THE TASK
Find every line in the records below that holds the word "this", and copy each one.
------ STORED ROWS
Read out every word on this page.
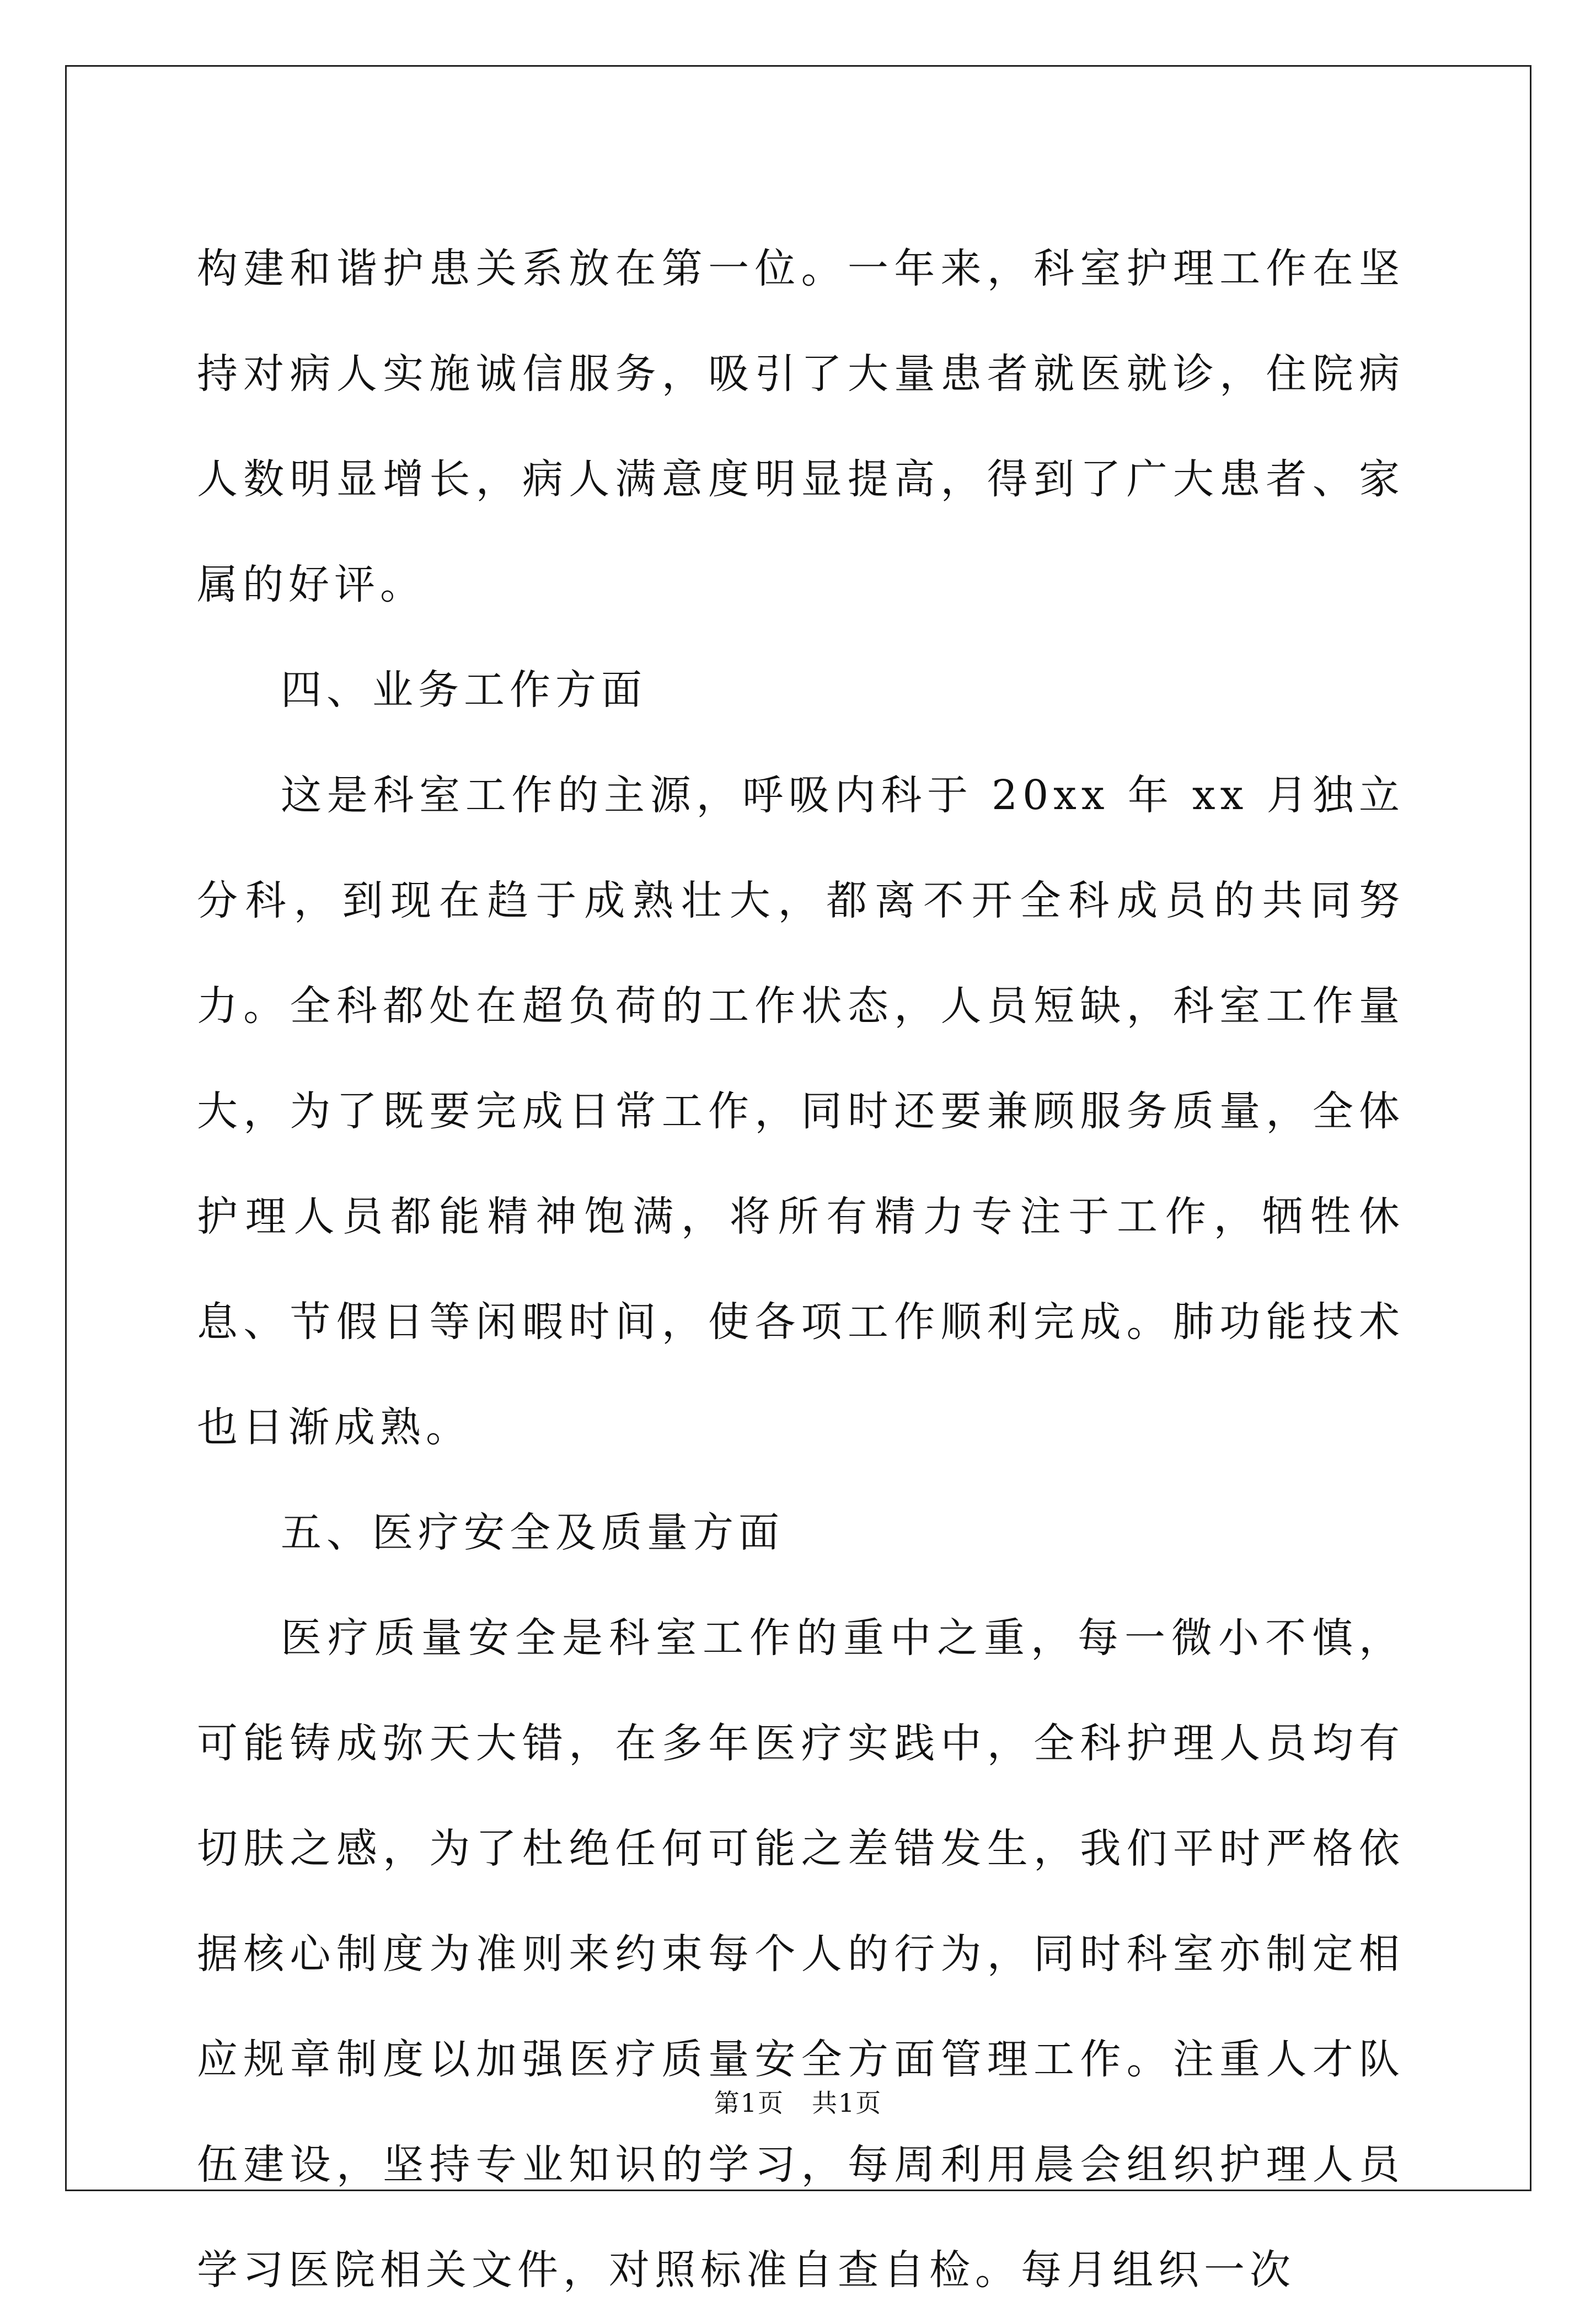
构建和谐护患关系放在第一位。一年来，科室护理工作在坚持对病人实施诚信服务，吸引了大量患者就医就诊，住院病人数明显增长，病人满意度明显提高，得到了广大患者、家属的好评。

四、业务工作方面

这是科室工作的主源，呼吸内科于 20xx 年 xx 月独立分科，到现在趋于成熟壮大，都离不开全科成员的共同努力。全科都处在超负荷的工作状态，人员短缺，科室工作量大，为了既要完成日常工作，同时还要兼顾服务质量，全体护理人员都能精神饱满，将所有精力专注于工作，牺牲休息、节假日等闲暇时间，使各项工作顺利完成。肺功能技术也日渐成熟。

五、医疗安全及质量方面

医疗质量安全是科室工作的重中之重，每一微小不慎，可能铸成弥天大错，在多年医疗实践中，全科护理人员均有切肤之感，为了杜绝任何可能之差错发生，我们平时严格依据核心制度为准则来约束每个人的行为，同时科室亦制定相应规章制度以加强医疗质量安全方面管理工作。注重人才队伍建设，坚持专业知识的学习，每周利用晨会组织护理人员学习医院相关文件，对照标准自查自检。每月组织一次

第1页 共1页
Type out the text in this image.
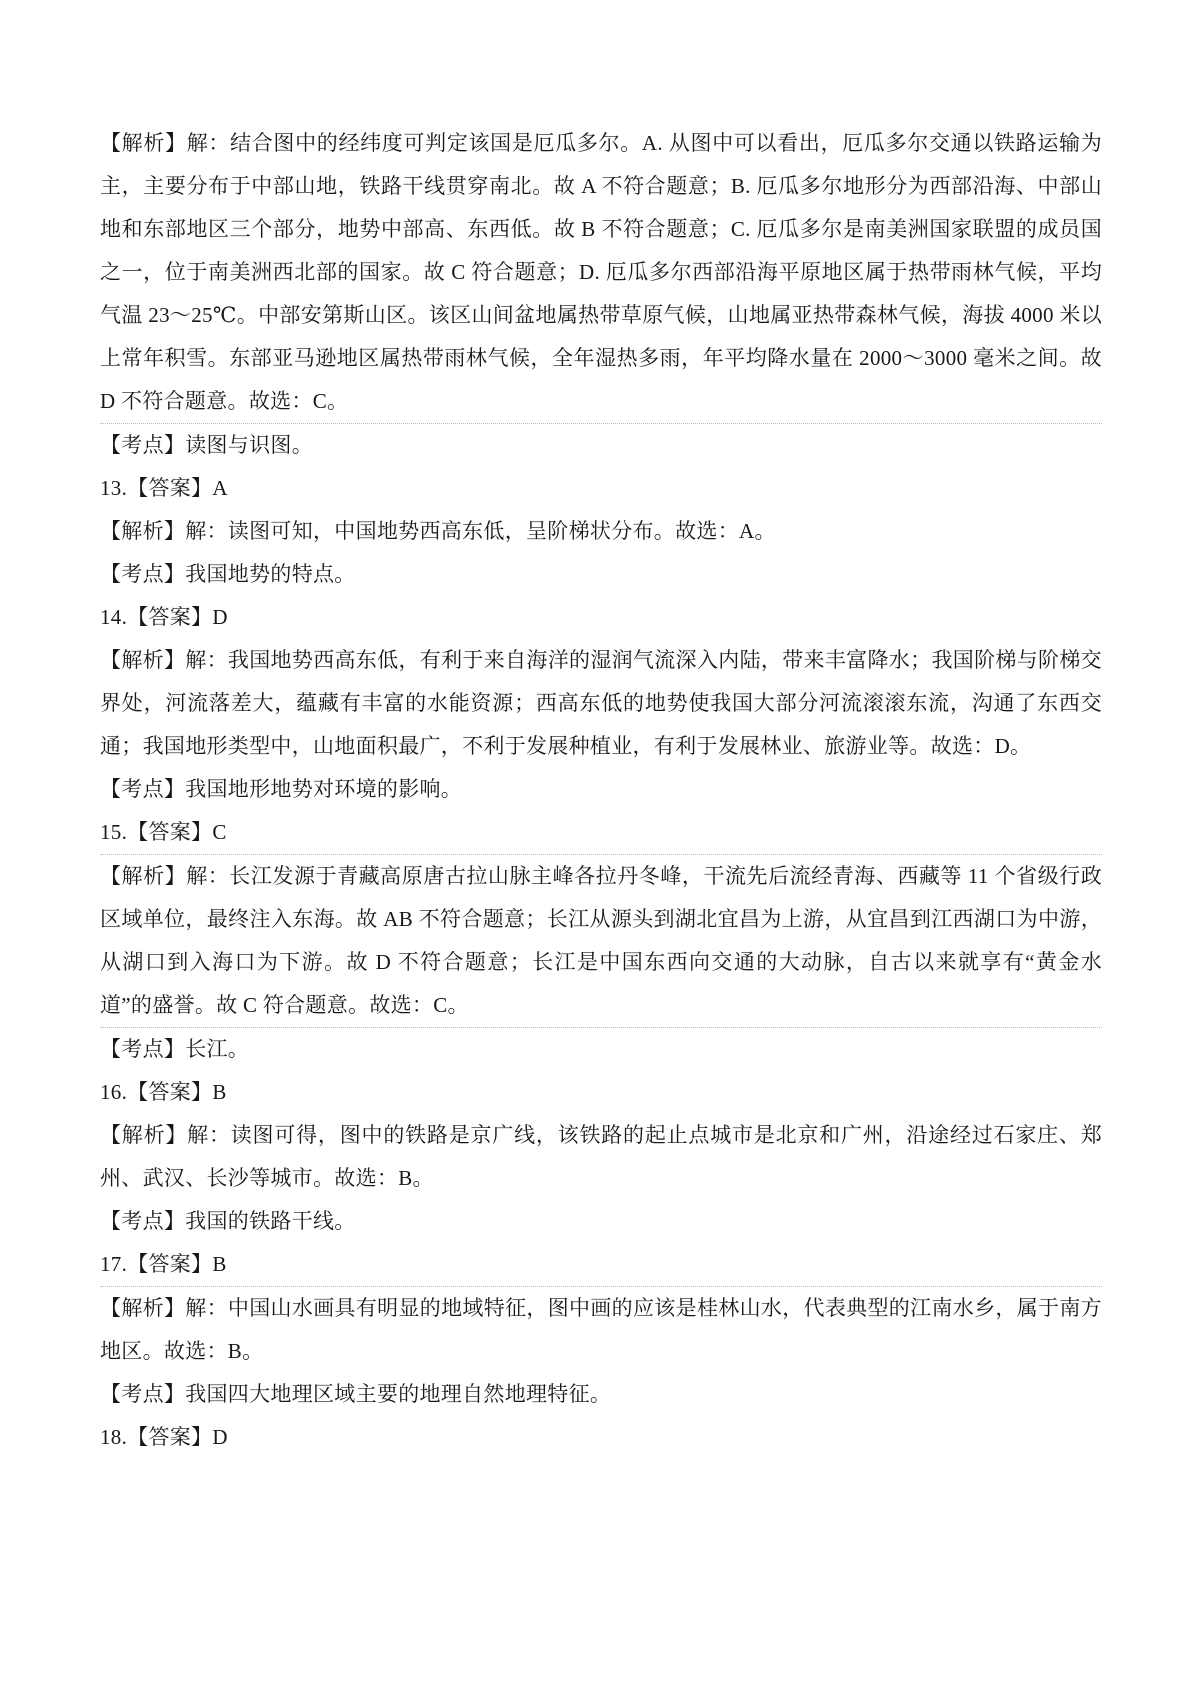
【解析】解：结合图中的经纬度可判定该国是厄瓜多尔。A. 从图中可以看出，厄瓜多尔交通以铁路运输为主，主要分布于中部山地，铁路干线贯穿南北。故 A 不符合题意；B. 厄瓜多尔地形分为西部沿海、中部山地和东部地区三个部分，地势中部高、东西低。故 B 不符合题意；C. 厄瓜多尔是南美洲国家联盟的成员国之一，位于南美洲西北部的国家。故 C 符合题意；D. 厄瓜多尔西部沿海平原地区属于热带雨林气候，平均气温 23～25℃。中部安第斯山区。该区山间盆地属热带草原气候，山地属亚热带森林气候，海拔 4000 米以上常年积雪。东部亚马逊地区属热带雨林气候，全年湿热多雨，年平均降水量在 2000～3000 毫米之间。故 D 不符合题意。故选：C。

【考点】读图与识图。

13.【答案】A

【解析】解：读图可知，中国地势西高东低，呈阶梯状分布。故选：A。

【考点】我国地势的特点。

14.【答案】D

【解析】解：我国地势西高东低，有利于来自海洋的湿润气流深入内陆，带来丰富降水；我国阶梯与阶梯交界处，河流落差大，蕴藏有丰富的水能资源；西高东低的地势使我国大部分河流滚滚东流，沟通了东西交通；我国地形类型中，山地面积最广，不利于发展种植业，有利于发展林业、旅游业等。故选：D。

【考点】我国地形地势对环境的影响。

15.【答案】C

【解析】解：长江发源于青藏高原唐古拉山脉主峰各拉丹冬峰，干流先后流经青海、西藏等 11 个省级行政区域单位，最终注入东海。故 AB 不符合题意；长江从源头到湖北宜昌为上游，从宜昌到江西湖口为中游，从湖口到入海口为下游。故 D 不符合题意；长江是中国东西向交通的大动脉，自古以来就享有“黄金水道”的盛誉。故 C 符合题意。故选：C。

【考点】长江。

16.【答案】B

【解析】解：读图可得，图中的铁路是京广线，该铁路的起止点城市是北京和广州，沿途经过石家庄、郑州、武汉、长沙等城市。故选：B。

【考点】我国的铁路干线。

17.【答案】B

【解析】解：中国山水画具有明显的地域特征，图中画的应该是桂林山水，代表典型的江南水乡，属于南方地区。故选：B。

【考点】我国四大地理区域主要的地理自然地理特征。

18.【答案】D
------------
COMPLETE RESPONSE
Read out every word on this page.
Type out the text in this image.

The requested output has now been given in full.